◆ Exercise objective ◆
Extract the data exactly, missing nothing.

◆ Collected data entries ◆
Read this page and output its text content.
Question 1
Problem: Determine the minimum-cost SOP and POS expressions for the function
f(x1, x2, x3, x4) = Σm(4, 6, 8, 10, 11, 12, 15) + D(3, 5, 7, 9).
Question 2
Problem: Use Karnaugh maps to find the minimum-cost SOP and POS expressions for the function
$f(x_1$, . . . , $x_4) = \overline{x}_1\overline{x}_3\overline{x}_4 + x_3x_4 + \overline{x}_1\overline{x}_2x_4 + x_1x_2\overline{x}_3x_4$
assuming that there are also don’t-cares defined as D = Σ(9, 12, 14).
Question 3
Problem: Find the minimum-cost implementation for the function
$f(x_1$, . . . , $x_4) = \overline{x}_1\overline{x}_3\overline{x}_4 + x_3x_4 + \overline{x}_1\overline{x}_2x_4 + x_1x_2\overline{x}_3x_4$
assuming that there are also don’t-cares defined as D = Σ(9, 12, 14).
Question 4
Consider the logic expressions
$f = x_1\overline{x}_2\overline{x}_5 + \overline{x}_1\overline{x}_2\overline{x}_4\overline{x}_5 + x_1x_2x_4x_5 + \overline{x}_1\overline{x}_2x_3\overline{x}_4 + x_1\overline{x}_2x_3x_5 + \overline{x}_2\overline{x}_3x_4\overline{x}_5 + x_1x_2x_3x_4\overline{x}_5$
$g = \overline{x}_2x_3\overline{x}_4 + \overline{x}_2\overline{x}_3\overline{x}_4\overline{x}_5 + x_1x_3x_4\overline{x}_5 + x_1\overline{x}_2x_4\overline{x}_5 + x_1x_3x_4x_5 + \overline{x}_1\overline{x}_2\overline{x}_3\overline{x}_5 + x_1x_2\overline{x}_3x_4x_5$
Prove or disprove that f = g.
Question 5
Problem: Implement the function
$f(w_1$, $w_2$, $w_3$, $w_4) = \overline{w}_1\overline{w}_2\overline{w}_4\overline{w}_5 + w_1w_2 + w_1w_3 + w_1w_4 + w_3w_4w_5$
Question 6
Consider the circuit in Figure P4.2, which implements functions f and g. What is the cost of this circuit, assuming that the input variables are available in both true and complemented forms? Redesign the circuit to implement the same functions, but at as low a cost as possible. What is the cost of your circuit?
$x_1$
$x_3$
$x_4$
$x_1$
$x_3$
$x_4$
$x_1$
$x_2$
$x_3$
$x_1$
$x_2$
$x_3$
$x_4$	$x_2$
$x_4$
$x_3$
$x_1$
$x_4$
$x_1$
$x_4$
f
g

◆ Output below ◆
Read this page and output its text content.
Question 1
Problem: Determine the minimum-cost SOP and POS expressions for the function
f(x1, x2, x3, x4) = Σm(4, 6, 8, 10, 11, 12, 15) + D(3, 5, 7, 9).
Question 2
Problem: Use Karnaugh maps to find the minimum-cost SOP and POS expressions for the function
$f(x_1$, . . . , $x_4) = \overline{x}_1\overline{x}_3\overline{x}_4 + x_3x_4 + \overline{x}_1\overline{x}_2x_4 + x_1x_2\overline{x}_3x_4$
assuming that there are also don’t-cares defined as D = Σ(9, 12, 14).
Question 3
Problem: Find the minimum-cost implementation for the function
$f(x_1$, . . . , $x_4) = \overline{x}_1\overline{x}_3\overline{x}_4 + x_3x_4 + \overline{x}_1\overline{x}_2x_4 + x_1x_2\overline{x}_3x_4$
assuming that there are also don’t-cares defined as D = Σ(9, 12, 14).
Question 4
Consider the logic expressions
$f = x_1\overline{x}_2\overline{x}_5 + \overline{x}_1\overline{x}_2\overline{x}_4\overline{x}_5 + x_1x_2x_4x_5 + \overline{x}_1\overline{x}_2x_3\overline{x}_4 + x_1\overline{x}_2x_3x_5 + \overline{x}_2\overline{x}_3x_4\overline{x}_5 + x_1x_2x_3x_4\overline{x}_5$
$g = \overline{x}_2x_3\overline{x}_4 + \overline{x}_2\overline{x}_3\overline{x}_4\overline{x}_5 + x_1x_3x_4\overline{x}_5 + x_1\overline{x}_2x_4\overline{x}_5 + x_1x_3x_4x_5 + \overline{x}_1\overline{x}_2\overline{x}_3\overline{x}_5 + x_1x_2\overline{x}_3x_4x_5$
Prove or disprove that f = g.
Question 5
Problem: Implement the function
$f(w_1$, $w_2$, $w_3$, $w_4) = \overline{w}_1\overline{w}_2\overline{w}_4\overline{w}_5 + w_1w_2 + w_1w_3 + w_1w_4 + w_3w_4w_5$
Question 6
Consider the circuit in Figure P4.2, which implements functions f and g. What is the cost of this circuit, assuming that the input variables are available in both true and complemented forms? Redesign the circuit to implement the same functions, but at as low a cost as possible. What is the cost of your circuit?
$x_1$
$x_3$
$x_4$
$x_1$
$x_3$
$x_4$
$x_1$
$x_2$
$x_3$
$x_1$
$x_2$
$x_3$
$x_4$	$x_2$
$x_4$
$x_3$
$x_1$
$x_4$
$x_1$
$x_4$
f
g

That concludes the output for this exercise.